* _EXERCISE DATA_
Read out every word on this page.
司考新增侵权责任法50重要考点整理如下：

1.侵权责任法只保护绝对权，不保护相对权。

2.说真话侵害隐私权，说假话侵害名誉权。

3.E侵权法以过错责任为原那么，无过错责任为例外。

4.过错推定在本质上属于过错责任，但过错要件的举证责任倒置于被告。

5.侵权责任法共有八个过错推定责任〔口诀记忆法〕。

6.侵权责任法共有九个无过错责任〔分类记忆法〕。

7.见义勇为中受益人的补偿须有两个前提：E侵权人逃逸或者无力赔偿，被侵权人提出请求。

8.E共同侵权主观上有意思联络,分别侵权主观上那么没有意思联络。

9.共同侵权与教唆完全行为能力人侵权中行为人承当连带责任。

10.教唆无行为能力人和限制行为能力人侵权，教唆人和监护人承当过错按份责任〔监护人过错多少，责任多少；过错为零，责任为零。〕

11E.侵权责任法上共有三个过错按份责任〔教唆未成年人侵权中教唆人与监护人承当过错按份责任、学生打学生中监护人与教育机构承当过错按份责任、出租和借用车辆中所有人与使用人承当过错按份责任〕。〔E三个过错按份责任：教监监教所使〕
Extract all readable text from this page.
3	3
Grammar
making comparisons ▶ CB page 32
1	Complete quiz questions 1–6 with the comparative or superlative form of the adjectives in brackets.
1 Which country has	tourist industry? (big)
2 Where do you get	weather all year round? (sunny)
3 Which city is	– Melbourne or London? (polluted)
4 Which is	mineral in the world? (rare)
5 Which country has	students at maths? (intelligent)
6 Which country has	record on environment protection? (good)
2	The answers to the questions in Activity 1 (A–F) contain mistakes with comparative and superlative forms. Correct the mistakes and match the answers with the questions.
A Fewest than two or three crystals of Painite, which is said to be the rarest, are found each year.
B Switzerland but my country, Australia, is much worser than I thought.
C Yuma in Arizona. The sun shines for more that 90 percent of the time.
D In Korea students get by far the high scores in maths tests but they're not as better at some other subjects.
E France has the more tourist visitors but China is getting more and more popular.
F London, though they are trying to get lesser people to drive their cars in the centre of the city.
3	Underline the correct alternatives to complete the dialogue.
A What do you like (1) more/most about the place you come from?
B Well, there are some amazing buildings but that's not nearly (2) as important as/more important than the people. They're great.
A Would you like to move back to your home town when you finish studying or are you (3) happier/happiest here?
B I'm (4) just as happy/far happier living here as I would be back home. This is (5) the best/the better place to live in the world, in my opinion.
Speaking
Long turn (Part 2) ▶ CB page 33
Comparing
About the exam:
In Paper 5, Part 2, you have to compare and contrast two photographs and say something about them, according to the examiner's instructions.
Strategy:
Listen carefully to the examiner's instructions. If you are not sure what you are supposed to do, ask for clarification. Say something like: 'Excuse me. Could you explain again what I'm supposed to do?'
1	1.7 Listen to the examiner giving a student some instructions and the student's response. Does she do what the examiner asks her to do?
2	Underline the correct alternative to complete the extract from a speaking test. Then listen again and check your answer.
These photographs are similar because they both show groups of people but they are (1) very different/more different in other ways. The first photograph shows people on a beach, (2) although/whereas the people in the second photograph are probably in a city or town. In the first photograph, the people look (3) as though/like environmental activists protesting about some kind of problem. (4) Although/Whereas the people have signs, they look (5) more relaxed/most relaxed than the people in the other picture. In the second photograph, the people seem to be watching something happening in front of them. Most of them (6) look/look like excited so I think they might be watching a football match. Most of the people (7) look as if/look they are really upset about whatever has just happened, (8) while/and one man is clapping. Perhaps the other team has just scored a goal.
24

* _YOUR GOAL_
Copy each line above containing the string "again".

* _SOLUTION TO THIS PROBLEM_
Listen carefully to the examiner's instructions. If you are not sure what you are supposed to do, ask for clarification. Say something like: 'Excuse me. Could you explain again what I'm supposed to do?'
2	Underline the correct alternative to complete the extract from a speaking test. Then listen again and check your answer.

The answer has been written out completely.